• Stored items:
════════
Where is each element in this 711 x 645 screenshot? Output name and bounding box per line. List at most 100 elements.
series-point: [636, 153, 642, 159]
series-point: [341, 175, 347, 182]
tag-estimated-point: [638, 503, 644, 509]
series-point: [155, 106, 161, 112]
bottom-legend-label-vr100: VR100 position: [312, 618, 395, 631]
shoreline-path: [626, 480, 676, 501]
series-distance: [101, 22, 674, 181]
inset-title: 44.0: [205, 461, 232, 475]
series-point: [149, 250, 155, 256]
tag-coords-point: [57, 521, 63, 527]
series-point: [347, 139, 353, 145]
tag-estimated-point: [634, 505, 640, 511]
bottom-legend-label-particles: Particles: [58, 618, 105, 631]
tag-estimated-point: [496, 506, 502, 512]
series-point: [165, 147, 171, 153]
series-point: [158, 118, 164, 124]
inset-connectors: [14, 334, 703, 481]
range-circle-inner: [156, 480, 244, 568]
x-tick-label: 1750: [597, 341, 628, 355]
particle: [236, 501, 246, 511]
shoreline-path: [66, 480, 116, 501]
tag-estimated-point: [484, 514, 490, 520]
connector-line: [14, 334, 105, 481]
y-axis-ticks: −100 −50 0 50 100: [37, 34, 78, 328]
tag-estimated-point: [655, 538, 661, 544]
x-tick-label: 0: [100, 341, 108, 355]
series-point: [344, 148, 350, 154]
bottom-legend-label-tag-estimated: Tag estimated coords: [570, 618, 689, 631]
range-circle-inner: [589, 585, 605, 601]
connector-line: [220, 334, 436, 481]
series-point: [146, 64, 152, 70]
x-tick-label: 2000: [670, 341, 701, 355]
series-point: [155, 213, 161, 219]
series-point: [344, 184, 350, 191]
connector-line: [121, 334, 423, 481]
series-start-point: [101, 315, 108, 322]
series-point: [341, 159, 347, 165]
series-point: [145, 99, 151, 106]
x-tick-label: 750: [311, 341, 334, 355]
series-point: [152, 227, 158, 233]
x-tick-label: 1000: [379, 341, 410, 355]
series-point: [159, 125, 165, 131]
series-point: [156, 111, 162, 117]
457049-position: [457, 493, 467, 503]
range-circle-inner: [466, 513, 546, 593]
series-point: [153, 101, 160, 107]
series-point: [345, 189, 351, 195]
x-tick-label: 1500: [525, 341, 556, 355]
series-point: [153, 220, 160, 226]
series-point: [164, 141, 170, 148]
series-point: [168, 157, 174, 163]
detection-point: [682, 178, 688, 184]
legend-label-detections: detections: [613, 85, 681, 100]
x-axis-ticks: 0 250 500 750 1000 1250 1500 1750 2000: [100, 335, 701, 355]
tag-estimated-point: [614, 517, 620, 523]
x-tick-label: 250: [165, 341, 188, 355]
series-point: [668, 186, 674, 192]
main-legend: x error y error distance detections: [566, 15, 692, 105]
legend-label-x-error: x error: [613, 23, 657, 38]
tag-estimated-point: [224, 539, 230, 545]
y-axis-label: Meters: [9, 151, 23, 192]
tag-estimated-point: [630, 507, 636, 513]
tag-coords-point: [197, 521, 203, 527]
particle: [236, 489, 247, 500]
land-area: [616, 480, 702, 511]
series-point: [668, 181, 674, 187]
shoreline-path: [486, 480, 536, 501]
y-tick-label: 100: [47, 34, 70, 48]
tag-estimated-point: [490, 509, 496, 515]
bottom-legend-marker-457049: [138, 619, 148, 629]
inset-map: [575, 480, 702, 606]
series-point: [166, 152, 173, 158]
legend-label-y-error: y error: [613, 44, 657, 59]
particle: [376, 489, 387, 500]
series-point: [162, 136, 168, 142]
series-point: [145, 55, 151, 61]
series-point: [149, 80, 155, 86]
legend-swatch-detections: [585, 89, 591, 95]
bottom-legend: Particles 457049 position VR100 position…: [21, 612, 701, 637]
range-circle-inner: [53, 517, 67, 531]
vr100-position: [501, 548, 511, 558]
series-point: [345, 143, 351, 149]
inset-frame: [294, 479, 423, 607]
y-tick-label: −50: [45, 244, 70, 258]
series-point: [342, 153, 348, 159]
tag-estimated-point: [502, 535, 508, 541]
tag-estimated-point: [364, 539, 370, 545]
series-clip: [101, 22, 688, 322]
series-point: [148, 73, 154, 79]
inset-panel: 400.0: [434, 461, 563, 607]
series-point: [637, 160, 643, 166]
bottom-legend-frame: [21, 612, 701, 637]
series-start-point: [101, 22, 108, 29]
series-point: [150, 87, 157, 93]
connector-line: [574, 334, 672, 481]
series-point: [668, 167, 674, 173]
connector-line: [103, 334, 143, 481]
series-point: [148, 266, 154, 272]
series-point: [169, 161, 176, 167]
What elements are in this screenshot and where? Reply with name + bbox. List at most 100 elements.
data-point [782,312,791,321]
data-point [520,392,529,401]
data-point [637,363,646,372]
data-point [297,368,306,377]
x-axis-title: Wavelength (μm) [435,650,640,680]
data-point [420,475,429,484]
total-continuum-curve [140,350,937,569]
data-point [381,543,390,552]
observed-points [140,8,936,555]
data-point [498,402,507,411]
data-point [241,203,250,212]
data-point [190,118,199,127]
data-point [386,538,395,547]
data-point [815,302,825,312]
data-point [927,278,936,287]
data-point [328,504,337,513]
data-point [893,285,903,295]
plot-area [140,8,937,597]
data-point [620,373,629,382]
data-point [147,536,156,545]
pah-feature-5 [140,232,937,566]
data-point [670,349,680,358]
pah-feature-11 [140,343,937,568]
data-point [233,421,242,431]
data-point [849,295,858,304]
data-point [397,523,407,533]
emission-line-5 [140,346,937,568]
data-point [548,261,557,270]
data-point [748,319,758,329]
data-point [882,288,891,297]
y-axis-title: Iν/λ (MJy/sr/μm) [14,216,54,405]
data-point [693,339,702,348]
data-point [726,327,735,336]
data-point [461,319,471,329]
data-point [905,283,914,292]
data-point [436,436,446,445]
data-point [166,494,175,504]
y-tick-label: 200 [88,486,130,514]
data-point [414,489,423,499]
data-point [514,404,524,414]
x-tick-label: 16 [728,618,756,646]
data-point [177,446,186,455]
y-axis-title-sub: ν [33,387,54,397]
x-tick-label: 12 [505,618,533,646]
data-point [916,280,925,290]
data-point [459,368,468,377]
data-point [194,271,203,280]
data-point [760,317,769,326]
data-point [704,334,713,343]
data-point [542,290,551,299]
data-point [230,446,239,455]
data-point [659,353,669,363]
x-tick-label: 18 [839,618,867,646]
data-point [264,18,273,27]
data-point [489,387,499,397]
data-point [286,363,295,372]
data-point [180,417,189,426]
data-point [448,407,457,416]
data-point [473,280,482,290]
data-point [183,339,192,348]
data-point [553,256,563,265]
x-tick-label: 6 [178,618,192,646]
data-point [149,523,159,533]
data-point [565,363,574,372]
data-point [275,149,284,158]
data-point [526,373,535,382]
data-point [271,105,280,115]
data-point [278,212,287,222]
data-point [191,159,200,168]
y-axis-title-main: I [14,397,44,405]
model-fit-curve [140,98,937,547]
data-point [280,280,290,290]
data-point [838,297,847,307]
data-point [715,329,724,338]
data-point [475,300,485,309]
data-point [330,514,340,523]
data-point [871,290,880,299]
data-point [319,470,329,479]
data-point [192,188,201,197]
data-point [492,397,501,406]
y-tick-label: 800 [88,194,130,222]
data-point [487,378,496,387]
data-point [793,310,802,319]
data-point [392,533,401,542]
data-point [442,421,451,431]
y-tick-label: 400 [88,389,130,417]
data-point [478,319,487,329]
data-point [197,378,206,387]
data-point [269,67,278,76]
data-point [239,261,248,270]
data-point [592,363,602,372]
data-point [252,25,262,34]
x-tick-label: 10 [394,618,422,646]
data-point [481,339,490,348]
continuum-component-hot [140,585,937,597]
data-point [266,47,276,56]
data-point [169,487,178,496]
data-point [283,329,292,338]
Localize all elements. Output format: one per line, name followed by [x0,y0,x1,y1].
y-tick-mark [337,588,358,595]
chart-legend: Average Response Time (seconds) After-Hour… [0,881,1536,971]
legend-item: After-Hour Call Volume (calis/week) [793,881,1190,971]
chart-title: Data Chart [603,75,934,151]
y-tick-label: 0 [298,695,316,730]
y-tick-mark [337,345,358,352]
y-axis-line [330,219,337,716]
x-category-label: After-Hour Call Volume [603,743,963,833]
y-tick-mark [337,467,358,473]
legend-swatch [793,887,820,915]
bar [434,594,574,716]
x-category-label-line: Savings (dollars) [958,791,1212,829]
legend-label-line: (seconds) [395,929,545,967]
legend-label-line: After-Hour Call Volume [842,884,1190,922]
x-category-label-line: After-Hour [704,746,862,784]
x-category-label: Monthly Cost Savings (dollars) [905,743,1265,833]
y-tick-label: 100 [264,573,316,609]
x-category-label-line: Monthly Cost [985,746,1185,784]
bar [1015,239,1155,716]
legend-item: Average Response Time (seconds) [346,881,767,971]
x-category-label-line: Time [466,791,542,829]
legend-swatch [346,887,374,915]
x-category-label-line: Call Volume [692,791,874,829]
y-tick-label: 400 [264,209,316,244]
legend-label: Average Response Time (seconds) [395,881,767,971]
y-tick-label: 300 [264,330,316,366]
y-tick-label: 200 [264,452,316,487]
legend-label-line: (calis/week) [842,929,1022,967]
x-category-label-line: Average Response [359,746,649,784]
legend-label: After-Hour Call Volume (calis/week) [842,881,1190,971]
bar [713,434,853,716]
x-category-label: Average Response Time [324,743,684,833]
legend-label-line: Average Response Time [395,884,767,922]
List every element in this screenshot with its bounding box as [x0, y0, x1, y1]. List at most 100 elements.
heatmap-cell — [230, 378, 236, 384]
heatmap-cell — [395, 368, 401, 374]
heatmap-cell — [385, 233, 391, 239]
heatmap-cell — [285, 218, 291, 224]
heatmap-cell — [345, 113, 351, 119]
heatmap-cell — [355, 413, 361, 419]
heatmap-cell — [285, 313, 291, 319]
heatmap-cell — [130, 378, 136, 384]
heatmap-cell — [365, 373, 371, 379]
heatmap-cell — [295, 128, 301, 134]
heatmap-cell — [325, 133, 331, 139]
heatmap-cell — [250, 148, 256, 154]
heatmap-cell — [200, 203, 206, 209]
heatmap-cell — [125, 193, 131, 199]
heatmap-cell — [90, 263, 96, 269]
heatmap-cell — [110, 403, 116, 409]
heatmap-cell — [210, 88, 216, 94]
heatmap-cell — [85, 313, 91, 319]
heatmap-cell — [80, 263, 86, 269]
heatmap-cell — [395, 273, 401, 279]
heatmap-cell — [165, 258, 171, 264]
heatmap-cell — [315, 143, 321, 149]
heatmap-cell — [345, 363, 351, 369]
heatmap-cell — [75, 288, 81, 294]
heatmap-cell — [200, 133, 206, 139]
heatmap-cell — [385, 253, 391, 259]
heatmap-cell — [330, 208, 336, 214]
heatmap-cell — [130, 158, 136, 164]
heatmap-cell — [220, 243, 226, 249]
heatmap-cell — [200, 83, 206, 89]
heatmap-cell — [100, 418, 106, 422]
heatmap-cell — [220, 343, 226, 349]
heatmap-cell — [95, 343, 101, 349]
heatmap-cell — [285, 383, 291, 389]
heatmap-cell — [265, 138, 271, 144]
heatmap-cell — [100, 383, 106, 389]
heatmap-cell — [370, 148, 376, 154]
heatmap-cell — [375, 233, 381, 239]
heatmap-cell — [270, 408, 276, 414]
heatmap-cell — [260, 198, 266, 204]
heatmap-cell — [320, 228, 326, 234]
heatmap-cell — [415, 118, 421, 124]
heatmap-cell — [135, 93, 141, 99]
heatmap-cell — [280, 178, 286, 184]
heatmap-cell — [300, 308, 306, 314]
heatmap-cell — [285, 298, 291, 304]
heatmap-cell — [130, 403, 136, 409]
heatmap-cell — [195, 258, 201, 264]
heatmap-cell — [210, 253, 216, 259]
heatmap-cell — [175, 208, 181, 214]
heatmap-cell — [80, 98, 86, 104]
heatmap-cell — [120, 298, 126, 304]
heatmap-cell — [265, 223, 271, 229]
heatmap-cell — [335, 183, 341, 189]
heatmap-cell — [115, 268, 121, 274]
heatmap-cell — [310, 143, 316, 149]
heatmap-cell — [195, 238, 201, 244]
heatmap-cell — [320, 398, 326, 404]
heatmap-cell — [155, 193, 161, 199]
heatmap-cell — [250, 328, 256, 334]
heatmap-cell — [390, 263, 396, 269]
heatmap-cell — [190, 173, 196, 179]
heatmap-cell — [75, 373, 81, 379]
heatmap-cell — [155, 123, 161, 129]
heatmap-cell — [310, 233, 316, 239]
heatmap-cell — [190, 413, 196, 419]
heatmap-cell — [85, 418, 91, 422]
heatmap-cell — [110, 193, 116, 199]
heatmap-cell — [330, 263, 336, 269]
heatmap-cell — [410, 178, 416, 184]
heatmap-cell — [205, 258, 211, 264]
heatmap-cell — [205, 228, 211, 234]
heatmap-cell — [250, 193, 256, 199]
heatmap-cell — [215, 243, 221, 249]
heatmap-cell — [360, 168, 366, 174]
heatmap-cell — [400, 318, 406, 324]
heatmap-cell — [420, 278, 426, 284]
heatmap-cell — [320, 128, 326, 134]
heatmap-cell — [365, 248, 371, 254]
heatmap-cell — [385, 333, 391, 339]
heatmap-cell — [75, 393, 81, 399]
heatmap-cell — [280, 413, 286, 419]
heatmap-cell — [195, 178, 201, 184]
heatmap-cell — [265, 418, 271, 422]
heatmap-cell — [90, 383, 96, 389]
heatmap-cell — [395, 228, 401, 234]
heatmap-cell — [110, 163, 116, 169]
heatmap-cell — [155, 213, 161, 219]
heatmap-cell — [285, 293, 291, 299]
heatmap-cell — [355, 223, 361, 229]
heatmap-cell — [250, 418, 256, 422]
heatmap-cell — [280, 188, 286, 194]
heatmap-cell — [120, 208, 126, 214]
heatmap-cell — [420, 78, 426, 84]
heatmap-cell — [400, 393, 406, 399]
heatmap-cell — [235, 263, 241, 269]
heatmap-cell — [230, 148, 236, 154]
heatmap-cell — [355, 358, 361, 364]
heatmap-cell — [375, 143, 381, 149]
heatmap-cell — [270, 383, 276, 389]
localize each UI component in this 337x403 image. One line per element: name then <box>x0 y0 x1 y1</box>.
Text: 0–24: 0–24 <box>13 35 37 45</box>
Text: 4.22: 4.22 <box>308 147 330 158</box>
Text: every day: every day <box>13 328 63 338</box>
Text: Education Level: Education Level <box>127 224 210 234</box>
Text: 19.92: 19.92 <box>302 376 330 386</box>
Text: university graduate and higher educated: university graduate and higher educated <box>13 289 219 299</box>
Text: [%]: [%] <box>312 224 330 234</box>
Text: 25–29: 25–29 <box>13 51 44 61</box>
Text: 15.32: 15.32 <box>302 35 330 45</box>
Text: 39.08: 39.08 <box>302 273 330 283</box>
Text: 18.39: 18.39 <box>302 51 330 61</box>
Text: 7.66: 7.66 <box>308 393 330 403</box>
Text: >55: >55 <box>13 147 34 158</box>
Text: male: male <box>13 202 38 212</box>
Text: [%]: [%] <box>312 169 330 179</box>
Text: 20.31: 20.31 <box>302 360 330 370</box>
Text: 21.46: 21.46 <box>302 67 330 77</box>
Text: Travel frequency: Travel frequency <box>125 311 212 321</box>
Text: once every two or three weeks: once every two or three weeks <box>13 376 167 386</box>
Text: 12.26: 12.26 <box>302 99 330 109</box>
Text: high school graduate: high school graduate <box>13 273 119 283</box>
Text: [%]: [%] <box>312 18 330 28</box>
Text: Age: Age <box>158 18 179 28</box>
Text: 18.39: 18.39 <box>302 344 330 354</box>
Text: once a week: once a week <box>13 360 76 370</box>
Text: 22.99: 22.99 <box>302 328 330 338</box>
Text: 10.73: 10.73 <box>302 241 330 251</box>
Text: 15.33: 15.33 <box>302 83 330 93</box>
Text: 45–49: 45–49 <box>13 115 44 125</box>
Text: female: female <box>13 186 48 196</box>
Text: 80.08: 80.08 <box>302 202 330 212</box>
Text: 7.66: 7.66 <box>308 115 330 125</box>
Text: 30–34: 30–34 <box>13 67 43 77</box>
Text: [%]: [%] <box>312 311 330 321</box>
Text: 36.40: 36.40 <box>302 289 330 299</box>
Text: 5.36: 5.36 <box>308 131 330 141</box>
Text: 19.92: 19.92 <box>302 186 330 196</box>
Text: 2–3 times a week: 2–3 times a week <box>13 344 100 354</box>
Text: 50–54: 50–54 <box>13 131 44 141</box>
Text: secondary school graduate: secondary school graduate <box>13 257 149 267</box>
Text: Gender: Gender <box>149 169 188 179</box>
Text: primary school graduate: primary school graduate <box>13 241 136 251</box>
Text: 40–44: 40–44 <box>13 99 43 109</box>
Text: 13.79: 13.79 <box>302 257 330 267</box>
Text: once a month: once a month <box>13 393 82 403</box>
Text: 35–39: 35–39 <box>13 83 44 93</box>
════════
• What you have to do:
Please write out the lines from the first one through the line containing "bottom-legend-label-tag-estimated: Tag estimated", inclusive, with "shoreline-path" renamed to "coastline-path" and everything else unchanged.

• Answer to the exercise:
Where is each element in this 711 x 645 screenshot? Output name and bounding box per line. List at most 100 elements.
series-point: [636, 153, 642, 159]
series-point: [341, 175, 347, 182]
tag-estimated-point: [638, 503, 644, 509]
series-point: [155, 106, 161, 112]
bottom-legend-label-vr100: VR100 position: [312, 618, 395, 631]
coastline-path: [626, 480, 676, 501]
series-distance: [101, 22, 674, 181]
inset-title: 44.0: [205, 461, 232, 475]
series-point: [149, 250, 155, 256]
tag-coords-point: [57, 521, 63, 527]
series-point: [347, 139, 353, 145]
tag-estimated-point: [634, 505, 640, 511]
bottom-legend-label-particles: Particles: [58, 618, 105, 631]
tag-estimated-point: [496, 506, 502, 512]
series-point: [165, 147, 171, 153]
series-point: [158, 118, 164, 124]
inset-connectors: [14, 334, 703, 481]
range-circle-inner: [156, 480, 244, 568]
x-tick-label: 1750: [597, 341, 628, 355]
particle: [236, 501, 246, 511]
coastline-path: [66, 480, 116, 501]
tag-estimated-point: [484, 514, 490, 520]
connector-line: [14, 334, 105, 481]
y-axis-ticks: −100 −50 0 50 100: [37, 34, 78, 328]
tag-estimated-point: [655, 538, 661, 544]
x-tick-label: 0: [100, 341, 108, 355]
series-point: [344, 148, 350, 154]
bottom-legend-label-tag-estimated: Tag estimated coords: [570, 618, 689, 631]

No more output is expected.